═══ INPUT FOR THIS TASK ═══

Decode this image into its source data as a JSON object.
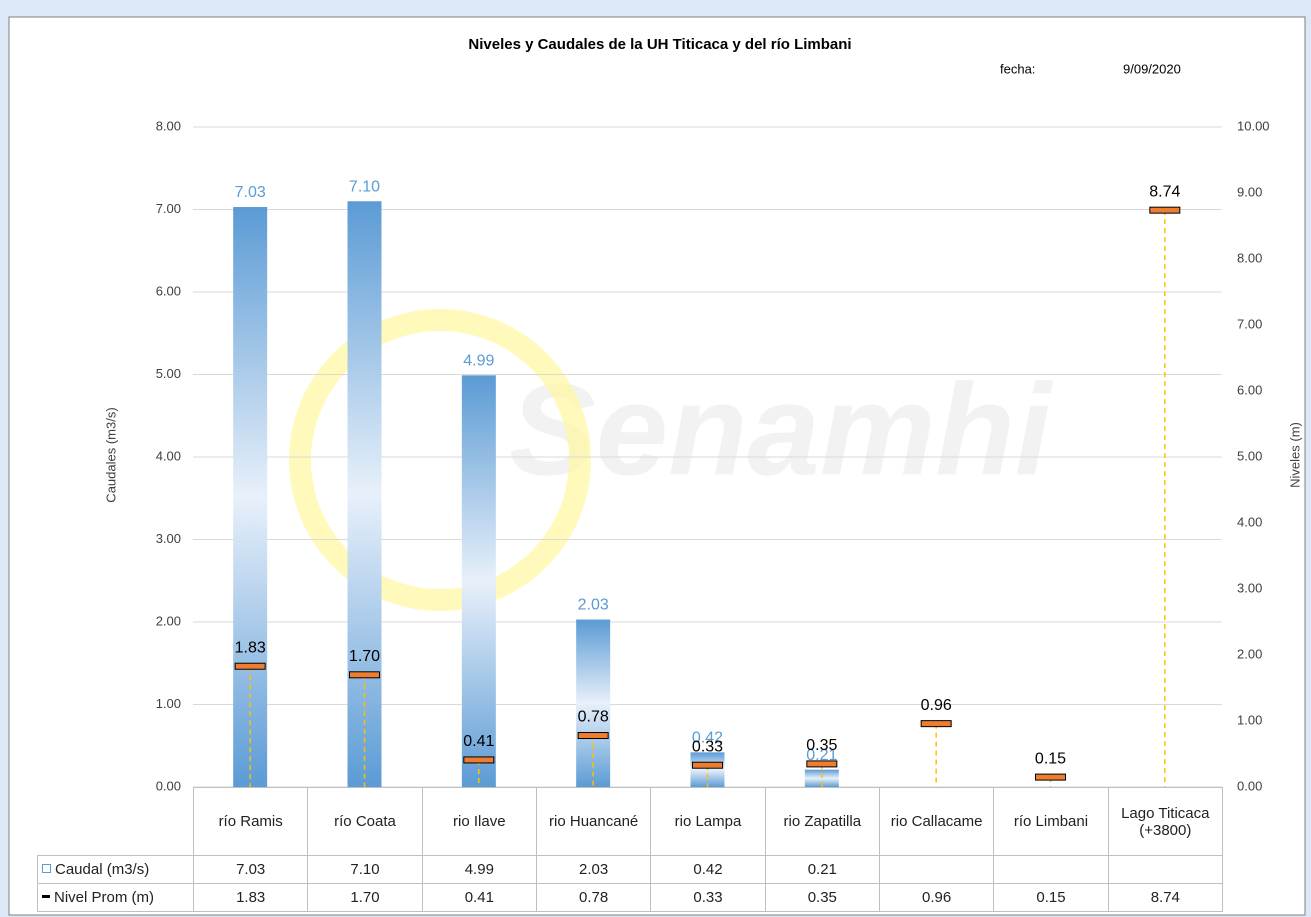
{
  "chart_data": {
    "type": "bar-line",
    "title": "Niveles y Caudales de la UH Titicaca y del río Limbani",
    "date_label": "fecha:",
    "date": "9/09/2020",
    "watermark": "Senamhi",
    "y_label": "Caudales (m3/s)",
    "y2_label": "Niveles (m)",
    "categories": [
      "río Ramis",
      "río Coata",
      "rio Ilave",
      "rio Huancané",
      "rio Lampa",
      "rio Zapatilla",
      "rio Callacame",
      "río Limbani",
      "Lago Titicaca (+3800)"
    ],
    "series": [
      {
        "name": "Caudal (m3/s)",
        "kind": "bar",
        "color": "#5b9bd5",
        "values": [
          7.03,
          7.1,
          4.99,
          2.03,
          0.42,
          0.21,
          null,
          null,
          null
        ],
        "value_labels": [
          "7.03",
          "7.10",
          "4.99",
          "2.03",
          "0.42",
          "0.21",
          null,
          null,
          null
        ]
      },
      {
        "name": "Nivel Prom (m)",
        "kind": "marker",
        "axis": "y2",
        "color": "#ed7d31",
        "values": [
          1.83,
          1.7,
          0.41,
          0.78,
          0.33,
          0.35,
          0.96,
          0.15,
          8.74
        ],
        "value_labels": [
          "1.83",
          "1.70",
          "0.41",
          "0.78",
          "0.33",
          "0.35",
          "0.96",
          "0.15",
          "8.74"
        ]
      }
    ],
    "ylim": [
      0,
      8
    ],
    "yticks": [
      {
        "value": 0,
        "label": "0.00"
      },
      {
        "value": 1,
        "label": "1.00"
      },
      {
        "value": 2,
        "label": "2.00"
      },
      {
        "value": 3,
        "label": "3.00"
      },
      {
        "value": 4,
        "label": "4.00"
      },
      {
        "value": 5,
        "label": "5.00"
      },
      {
        "value": 6,
        "label": "6.00"
      },
      {
        "value": 7,
        "label": "7.00"
      },
      {
        "value": 8,
        "label": "8.00"
      }
    ],
    "y2lim": [
      0,
      10
    ],
    "y2ticks": [
      {
        "value": 0,
        "label": "0.00"
      },
      {
        "value": 1,
        "label": "1.00"
      },
      {
        "value": 2,
        "label": "2.00"
      },
      {
        "value": 3,
        "label": "3.00"
      },
      {
        "value": 4,
        "label": "4.00"
      },
      {
        "value": 5,
        "label": "5.00"
      },
      {
        "value": 6,
        "label": "6.00"
      },
      {
        "value": 7,
        "label": "7.00"
      },
      {
        "value": 8,
        "label": "8.00"
      },
      {
        "value": 9,
        "label": "9.00"
      },
      {
        "value": 10,
        "label": "10.00"
      }
    ],
    "grid": true
  }
}
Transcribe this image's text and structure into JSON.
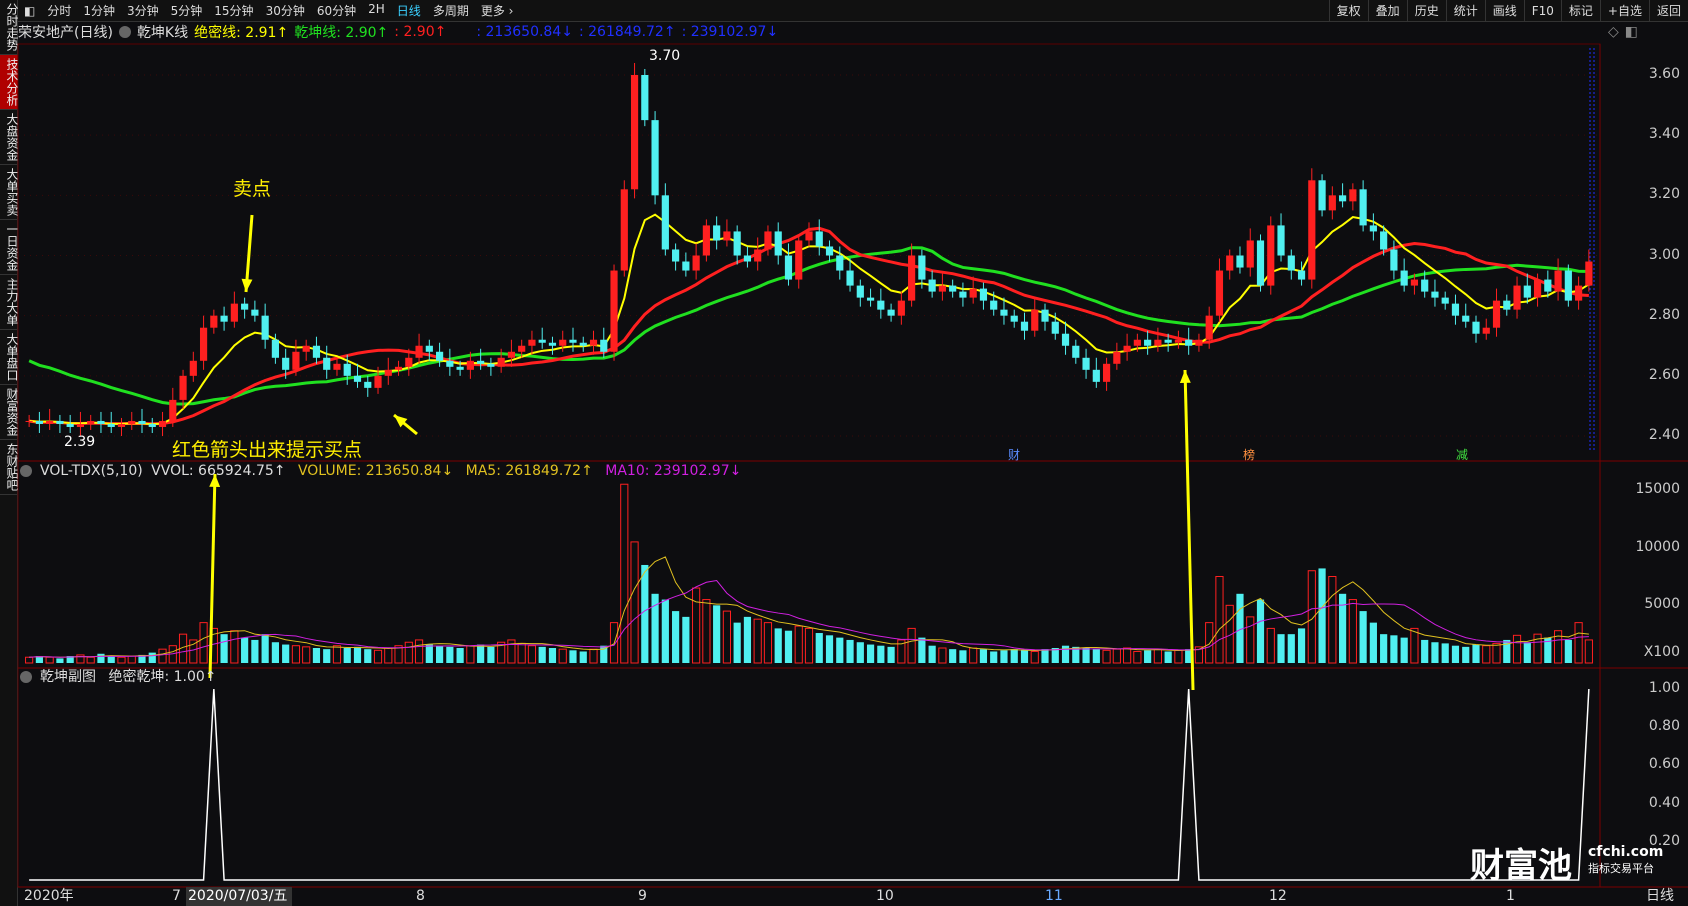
{
  "sidebar": {
    "items": [
      {
        "label": "分时走势",
        "active": false
      },
      {
        "label": "技术分析",
        "active": true
      },
      {
        "label": "大盘资金",
        "active": false
      },
      {
        "label": "大单买卖",
        "active": false
      },
      {
        "label": "一日资金",
        "active": false
      },
      {
        "label": "主力大单",
        "active": false
      },
      {
        "label": "大单盘口",
        "active": false
      },
      {
        "label": "财富资金",
        "active": false
      },
      {
        "label": "东财贴吧",
        "active": false
      }
    ]
  },
  "toolbar": {
    "periods": [
      "分时",
      "1分钟",
      "3分钟",
      "5分钟",
      "15分钟",
      "30分钟",
      "60分钟",
      "2H",
      "日线",
      "多周期",
      "更多 ›"
    ],
    "active_period": "日线",
    "actions": [
      "复权",
      "叠加",
      "历史",
      "统计",
      "画线",
      "F10",
      "标记",
      "+自选",
      "返回"
    ]
  },
  "header": {
    "stock": "荣安地产(日线)",
    "indicator": "乾坤K线",
    "jm_label": "绝密线: 2.91↑",
    "qk_label": "乾坤线: 2.90↑",
    "red_label": ": 2.90↑",
    "vol1": ": 213650.84↓",
    "vol2": ": 261849.72↑",
    "vol3": ": 239102.97↓"
  },
  "price_panel": {
    "axis_ticks": [
      "3.60",
      "3.40",
      "3.20",
      "3.00",
      "2.80",
      "2.60",
      "2.40"
    ],
    "high_label": "3.70",
    "low_label": "2.39",
    "events": [
      "财",
      "榜",
      "减"
    ],
    "colors": {
      "up": "#ff2020",
      "down": "#50f0f0",
      "ma_short": "#ffff00",
      "ma_mid": "#ff2020",
      "ma_long": "#20e020"
    }
  },
  "volume_panel": {
    "title": "VOL-TDX(5,10)",
    "vvol": "VVOL: 665924.75↑",
    "volume": "VOLUME: 213650.84↓",
    "ma5": "MA5: 261849.72↑",
    "ma10": "MA10: 239102.97↓",
    "axis_ticks": [
      "15000",
      "10000",
      "5000"
    ],
    "unit": "X100"
  },
  "sub_panel": {
    "title": "乾坤副图",
    "value": "绝密乾坤: 1.00↑",
    "axis_ticks": [
      "1.00",
      "0.80",
      "0.60",
      "0.40",
      "0.20"
    ]
  },
  "annotations": {
    "sell": "卖点",
    "buy": "红色箭头出来提示买点"
  },
  "xaxis": {
    "labels": [
      "2020年",
      "7",
      "8",
      "9",
      "10",
      "11",
      "12",
      "1"
    ],
    "cursor_date": "2020/07/03/五",
    "period": "日线"
  },
  "watermark": {
    "logo": "财富池",
    "site": "cfchi.com",
    "slogan": "指标交易平台"
  },
  "chart_data": {
    "type": "candlestick",
    "closes": [
      2.45,
      2.44,
      2.45,
      2.44,
      2.43,
      2.44,
      2.45,
      2.44,
      2.43,
      2.44,
      2.45,
      2.44,
      2.43,
      2.45,
      2.52,
      2.6,
      2.65,
      2.76,
      2.8,
      2.78,
      2.84,
      2.82,
      2.8,
      2.72,
      2.66,
      2.62,
      2.68,
      2.7,
      2.66,
      2.62,
      2.64,
      2.6,
      2.58,
      2.56,
      2.6,
      2.62,
      2.63,
      2.66,
      2.7,
      2.68,
      2.65,
      2.63,
      2.62,
      2.65,
      2.64,
      2.63,
      2.66,
      2.68,
      2.7,
      2.72,
      2.71,
      2.7,
      2.72,
      2.71,
      2.7,
      2.72,
      2.68,
      2.95,
      3.22,
      3.6,
      3.45,
      3.2,
      3.02,
      2.98,
      2.95,
      3.0,
      3.1,
      3.05,
      3.08,
      3.0,
      2.98,
      3.02,
      3.08,
      3.0,
      2.92,
      3.05,
      3.08,
      3.03,
      3.0,
      2.95,
      2.9,
      2.86,
      2.85,
      2.82,
      2.8,
      2.85,
      3.0,
      2.92,
      2.88,
      2.9,
      2.88,
      2.86,
      2.89,
      2.85,
      2.82,
      2.8,
      2.78,
      2.75,
      2.82,
      2.78,
      2.74,
      2.7,
      2.66,
      2.62,
      2.58,
      2.64,
      2.68,
      2.7,
      2.72,
      2.7,
      2.72,
      2.71,
      2.72,
      2.7,
      2.72,
      2.8,
      2.95,
      3.0,
      2.96,
      3.05,
      2.9,
      3.1,
      3.0,
      2.95,
      2.92,
      3.25,
      3.15,
      3.2,
      3.18,
      3.22,
      3.1,
      3.08,
      3.02,
      2.95,
      2.9,
      2.92,
      2.88,
      2.86,
      2.84,
      2.8,
      2.78,
      2.74,
      2.76,
      2.85,
      2.82,
      2.9,
      2.86,
      2.92,
      2.88,
      2.95,
      2.85,
      2.9,
      2.98
    ],
    "volumes": [
      500,
      600,
      500,
      400,
      600,
      700,
      500,
      800,
      600,
      500,
      600,
      700,
      900,
      1200,
      1500,
      2500,
      2000,
      3500,
      3000,
      2500,
      2800,
      2200,
      2000,
      2500,
      1800,
      1600,
      1500,
      1400,
      1300,
      1200,
      1500,
      1300,
      1400,
      1200,
      1100,
      1300,
      1500,
      1800,
      2000,
      1600,
      1500,
      1400,
      1300,
      1500,
      1600,
      1400,
      1800,
      2000,
      1700,
      1500,
      1400,
      1300,
      1200,
      1100,
      1000,
      1200,
      1500,
      3500,
      15500,
      10500,
      8500,
      6000,
      5500,
      4500,
      4000,
      6500,
      5500,
      5000,
      4500,
      3500,
      4000,
      3800,
      3500,
      3000,
      2800,
      3200,
      3000,
      2600,
      2400,
      2200,
      2000,
      1800,
      1600,
      1500,
      1400,
      2000,
      3000,
      2200,
      1500,
      1300,
      1200,
      1100,
      1300,
      1200,
      1000,
      1100,
      1200,
      1100,
      1000,
      1200,
      1300,
      1500,
      1400,
      1300,
      1200,
      1100,
      1200,
      1300,
      1000,
      1100,
      1200,
      1000,
      1100,
      1200,
      1400,
      3500,
      7500,
      5000,
      6000,
      4000,
      5500,
      3000,
      2500,
      2500,
      3000,
      8000,
      8200,
      7500,
      6000,
      5500,
      4500,
      3500,
      2500,
      2400,
      2200,
      3000,
      2000,
      1800,
      1700,
      1500,
      1400,
      1600,
      1500,
      1700,
      2000,
      2400,
      1800,
      2500,
      2200,
      2800,
      2000,
      3500,
      2000
    ],
    "signal_indices": [
      18,
      113,
      152
    ],
    "price_range": [
      2.35,
      3.75
    ],
    "volume_range": [
      0,
      17000
    ]
  }
}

═══

### WORK TO BE COMPLETED
State how many lines of the listing include "image", and nothing more.

### THE REPLY
2